(Work to do): Copy every line in which the string "Giuliano" occurs.

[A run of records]

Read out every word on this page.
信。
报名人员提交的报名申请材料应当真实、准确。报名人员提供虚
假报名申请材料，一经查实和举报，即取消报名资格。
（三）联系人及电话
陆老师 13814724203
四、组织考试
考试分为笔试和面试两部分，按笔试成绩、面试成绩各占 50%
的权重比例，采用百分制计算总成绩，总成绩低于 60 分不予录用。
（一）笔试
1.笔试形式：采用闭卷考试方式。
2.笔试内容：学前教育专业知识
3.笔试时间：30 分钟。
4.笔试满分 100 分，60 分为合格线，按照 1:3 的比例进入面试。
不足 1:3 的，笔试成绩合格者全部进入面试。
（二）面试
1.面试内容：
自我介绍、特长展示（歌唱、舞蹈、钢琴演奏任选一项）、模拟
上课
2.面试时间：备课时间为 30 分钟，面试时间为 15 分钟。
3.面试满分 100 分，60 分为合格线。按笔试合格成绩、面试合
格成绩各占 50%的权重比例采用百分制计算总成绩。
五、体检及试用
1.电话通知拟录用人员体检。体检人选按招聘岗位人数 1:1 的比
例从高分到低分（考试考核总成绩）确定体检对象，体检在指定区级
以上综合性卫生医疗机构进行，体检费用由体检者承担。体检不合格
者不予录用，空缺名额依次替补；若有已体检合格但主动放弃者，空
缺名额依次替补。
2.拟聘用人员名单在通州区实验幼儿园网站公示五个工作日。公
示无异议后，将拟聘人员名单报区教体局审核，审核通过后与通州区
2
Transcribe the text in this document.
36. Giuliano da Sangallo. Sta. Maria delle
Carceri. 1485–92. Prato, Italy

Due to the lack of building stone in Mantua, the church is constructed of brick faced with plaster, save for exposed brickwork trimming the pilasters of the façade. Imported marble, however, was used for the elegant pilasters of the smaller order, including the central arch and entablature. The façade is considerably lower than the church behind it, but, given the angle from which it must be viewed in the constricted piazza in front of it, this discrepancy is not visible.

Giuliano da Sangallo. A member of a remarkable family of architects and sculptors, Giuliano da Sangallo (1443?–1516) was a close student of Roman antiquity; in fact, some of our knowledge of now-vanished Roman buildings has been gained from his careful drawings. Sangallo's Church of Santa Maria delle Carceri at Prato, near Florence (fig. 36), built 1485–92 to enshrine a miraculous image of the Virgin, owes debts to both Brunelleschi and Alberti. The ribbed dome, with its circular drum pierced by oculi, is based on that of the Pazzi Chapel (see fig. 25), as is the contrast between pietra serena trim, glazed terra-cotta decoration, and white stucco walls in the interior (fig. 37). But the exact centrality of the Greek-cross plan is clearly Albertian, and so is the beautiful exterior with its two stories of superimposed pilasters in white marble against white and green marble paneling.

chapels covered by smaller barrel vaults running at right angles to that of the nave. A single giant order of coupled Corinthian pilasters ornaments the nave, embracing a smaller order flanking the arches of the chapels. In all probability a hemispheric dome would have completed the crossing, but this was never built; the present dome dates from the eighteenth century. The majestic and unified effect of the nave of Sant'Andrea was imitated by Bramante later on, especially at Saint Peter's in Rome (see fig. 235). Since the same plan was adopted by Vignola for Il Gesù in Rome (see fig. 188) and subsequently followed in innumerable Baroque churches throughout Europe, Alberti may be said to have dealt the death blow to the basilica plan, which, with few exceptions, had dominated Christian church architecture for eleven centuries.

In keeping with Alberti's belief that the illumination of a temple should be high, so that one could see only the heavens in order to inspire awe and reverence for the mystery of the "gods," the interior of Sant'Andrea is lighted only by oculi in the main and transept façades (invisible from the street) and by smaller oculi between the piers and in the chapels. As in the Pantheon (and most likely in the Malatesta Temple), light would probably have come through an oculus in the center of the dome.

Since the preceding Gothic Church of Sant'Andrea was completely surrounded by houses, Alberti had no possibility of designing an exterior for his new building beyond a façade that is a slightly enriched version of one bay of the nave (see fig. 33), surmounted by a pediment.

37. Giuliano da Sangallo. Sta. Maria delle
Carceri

(Output of the task):
36. Giuliano da Sangallo. Sta. Maria delle
Giuliano da Sangallo. A member of a remarkable family of architects and sculptors, Giuliano da Sangallo (1443?–1516) was a close student of Roman antiquity; in fact, some of our knowledge of now-vanished Roman buildings has been gained from his careful drawings. Sangallo's Church of Santa Maria delle Carceri at Prato, near Florence (fig. 36), built 1485–92 to enshrine a miraculous image of the Virgin, owes debts to both Brunelleschi and Alberti. The ribbed dome, with its circular drum pierced by oculi, is based on that of the Pazzi Chapel (see fig. 25), as is the contrast between pietra serena trim, glazed terra-cotta decoration, and white stucco walls in the interior (fig. 37). But the exact centrality of the Greek-cross plan is clearly Albertian, and so is the beautiful exterior with its two stories of superimposed pilasters in white marble against white and green marble paneling.
37. Giuliano da Sangallo. Sta. Maria delle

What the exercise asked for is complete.